Return all of the data exactly, with nothing left out but the pictures.
========
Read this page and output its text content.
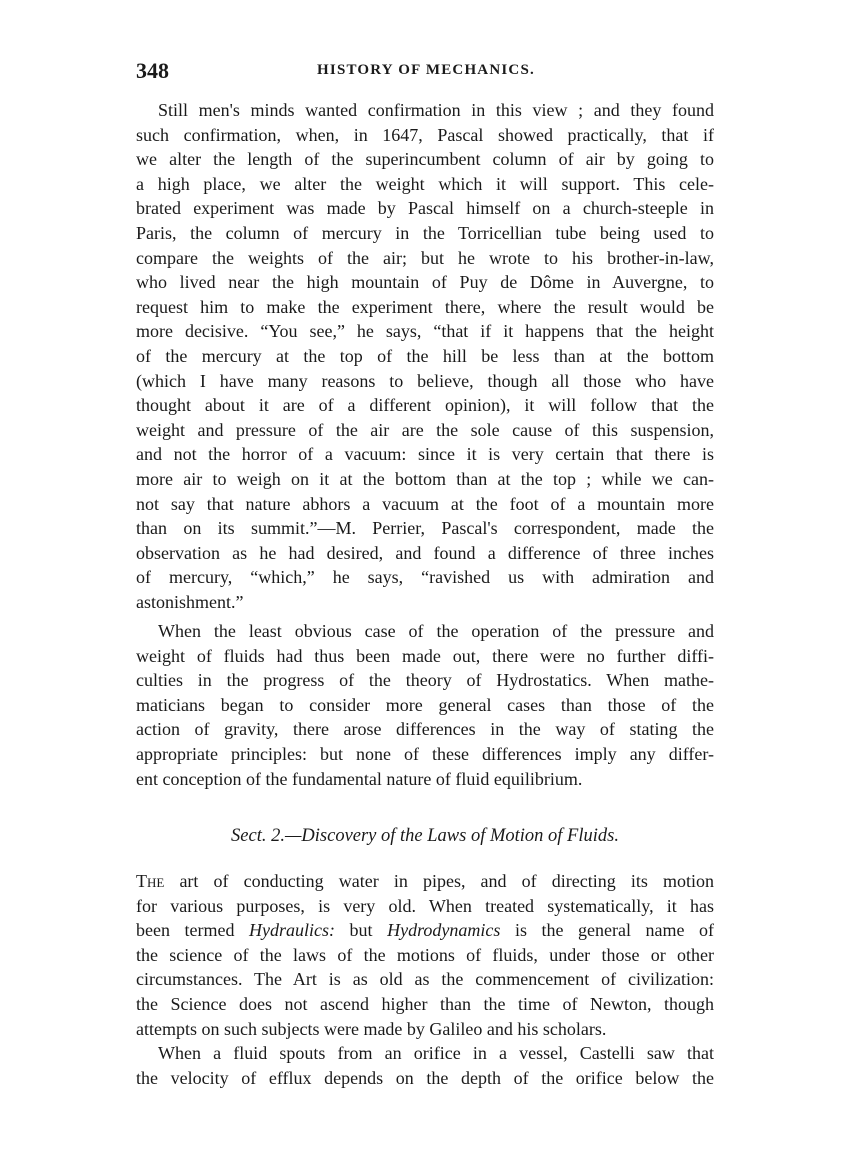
348	HISTORY OF MECHANICS.
Still men's minds wanted confirmation in this view ; and they found
such confirmation, when, in 1647, Pascal showed practically, that if
we alter the length of the superincumbent column of air by going to
a high place, we alter the weight which it will support. This cele-
brated experiment was made by Pascal himself on a church-steeple in
Paris, the column of mercury in the Torricellian tube being used to
compare the weights of the air; but he wrote to his brother-in-law,
who lived near the high mountain of Puy de Dôme in Auvergne, to
request him to make the experiment there, where the result would be
more decisive. “You see,” he says, “that if it happens that the height
of the mercury at the top of the hill be less than at the bottom
(which I have many reasons to believe, though all those who have
thought about it are of a different opinion), it will follow that the
weight and pressure of the air are the sole cause of this suspension,
and not the horror of a vacuum: since it is very certain that there is
more air to weigh on it at the bottom than at the top ; while we can-
not say that nature abhors a vacuum at the foot of a mountain more
than on its summit.”—M. Perrier, Pascal's correspondent, made the
observation as he had desired, and found a difference of three inches
of mercury, “which,” he says, “ravished us with admiration and
astonishment.”
When the least obvious case of the operation of the pressure and
weight of fluids had thus been made out, there were no further diffi-
culties in the progress of the theory of Hydrostatics. When mathe-
maticians began to consider more general cases than those of the
action of gravity, there arose differences in the way of stating the
appropriate principles: but none of these differences imply any differ-
ent conception of the fundamental nature of fluid equilibrium.
Sect. 2.—Discovery of the Laws of Motion of Fluids.
The art of conducting water in pipes, and of directing its motion
for various purposes, is very old. When treated systematically, it has
been termed Hydraulics: but Hydrodynamics is the general name of
the science of the laws of the motions of fluids, under those or other
circumstances. The Art is as old as the commencement of civilization:
the Science does not ascend higher than the time of Newton, though
attempts on such subjects were made by Galileo and his scholars.
When a fluid spouts from an orifice in a vessel, Castelli saw that
the velocity of efflux depends on the depth of the orifice below the
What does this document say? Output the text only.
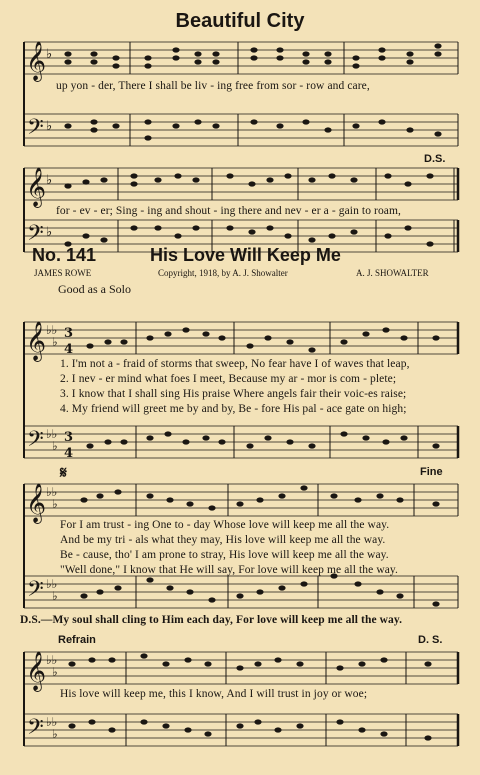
Beautiful City
𝄞
𝄢
𝄞
𝄢
𝄞
𝄢
𝄞
𝄢
𝄞
𝄢
♭
♭
♭
♭
♭♭
♭
♭♭
♭
♭♭
♭
♭♭
♭
♭♭
♭
♭♭
♭
3
4
3
4
𝄋
up yon - der, There I shall be liv - ing free from sor - row and care,
D.S.
for - ev - er; Sing - ing and shout - ing there and nev - er a - gain to roam,
No. 141	His Love Will Keep Me
JAMES ROWE	Copyright, 1918, by A. J. Showalter	A. J. SHOWALTER
Good as a Solo
1. I'm not a - fraid of storms that sweep, No fear have I of waves that leap,
2. I nev - er mind what foes I meet, Because my ar - mor is com - plete;
3. I know that I shall sing His praise Where angels fair their voic-es raise;
4. My friend will greet me by and by, Be - fore His pal - ace gate on high;
Fine
For I am trust - ing One to - day Whose love will keep me all the way.
And be my tri - als what they may, His love will keep me all the way.
Be - cause, tho' I am prone to stray, His love will keep me all the way.
"Well done," I know that He will say, For love will keep me all the way.
D.S.—My soul shall cling to Him each day, For love will keep me all the way.
Refrain	D. S.
His love will keep me, this I know, And I will trust in joy or woe;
========
- **Result for this task**
Read this page and output its text content.
348	HISTORY OF MECHANICS.
Still men's minds wanted confirmation in this view ; and they found
such confirmation, when, in 1647, Pascal showed practically, that if
we alter the length of the superincumbent column of air by going to
a high place, we alter the weight which it will support. This cele-
brated experiment was made by Pascal himself on a church-steeple in
Paris, the column of mercury in the Torricellian tube being used to
compare the weights of the air; but he wrote to his brother-in-law,
who lived near the high mountain of Puy de Dôme in Auvergne, to
request him to make the experiment there, where the result would be
more decisive. “You see,” he says, “that if it happens that the height
of the mercury at the top of the hill be less than at the bottom
(which I have many reasons to believe, though all those who have
thought about it are of a different opinion), it will follow that the
weight and pressure of the air are the sole cause of this suspension,
and not the horror of a vacuum: since it is very certain that there is
more air to weigh on it at the bottom than at the top ; while we can-
not say that nature abhors a vacuum at the foot of a mountain more
than on its summit.”—M. Perrier, Pascal's correspondent, made the
observation as he had desired, and found a difference of three inches
of mercury, “which,” he says, “ravished us with admiration and
astonishment.”
When the least obvious case of the operation of the pressure and
weight of fluids had thus been made out, there were no further diffi-
culties in the progress of the theory of Hydrostatics. When mathe-
maticians began to consider more general cases than those of the
action of gravity, there arose differences in the way of stating the
appropriate principles: but none of these differences imply any differ-
ent conception of the fundamental nature of fluid equilibrium.
Sect. 2.—Discovery of the Laws of Motion of Fluids.
The art of conducting water in pipes, and of directing its motion
for various purposes, is very old. When treated systematically, it has
been termed Hydraulics: but Hydrodynamics is the general name of
the science of the laws of the motions of fluids, under those or other
circumstances. The Art is as old as the commencement of civilization:
the Science does not ascend higher than the time of Newton, though
attempts on such subjects were made by Galileo and his scholars.
When a fluid spouts from an orifice in a vessel, Castelli saw that
the velocity of efflux depends on the depth of the orifice below the
What does this document say? Output the text only.
Beautiful City
𝄞
𝄢
𝄞
𝄢
𝄞
𝄢
𝄞
𝄢
𝄞
𝄢
♭
♭
♭
♭
♭♭
♭
♭♭
♭
♭♭
♭
♭♭
♭
♭♭
♭
♭♭
♭
3
4
3
4
𝄋
up yon - der, There I shall be liv - ing free from sor - row and care,
D.S.
for - ev - er; Sing - ing and shout - ing there and nev - er a - gain to roam,
No. 141	His Love Will Keep Me
JAMES ROWE	Copyright, 1918, by A. J. Showalter	A. J. SHOWALTER
Good as a Solo
1. I'm not a - fraid of storms that sweep, No fear have I of waves that leap,
2. I nev - er mind what foes I meet, Because my ar - mor is com - plete;
3. I know that I shall sing His praise Where angels fair their voic-es raise;
4. My friend will greet me by and by, Be - fore His pal - ace gate on high;
Fine
For I am trust - ing One to - day Whose love will keep me all the way.
And be my tri - als what they may, His love will keep me all the way.
Be - cause, tho' I am prone to stray, His love will keep me all the way.
"Well done," I know that He will say, For love will keep me all the way.
D.S.—My soul shall cling to Him each day, For love will keep me all the way.
Refrain	D. S.
His love will keep me, this I know, And I will trust in joy or woe;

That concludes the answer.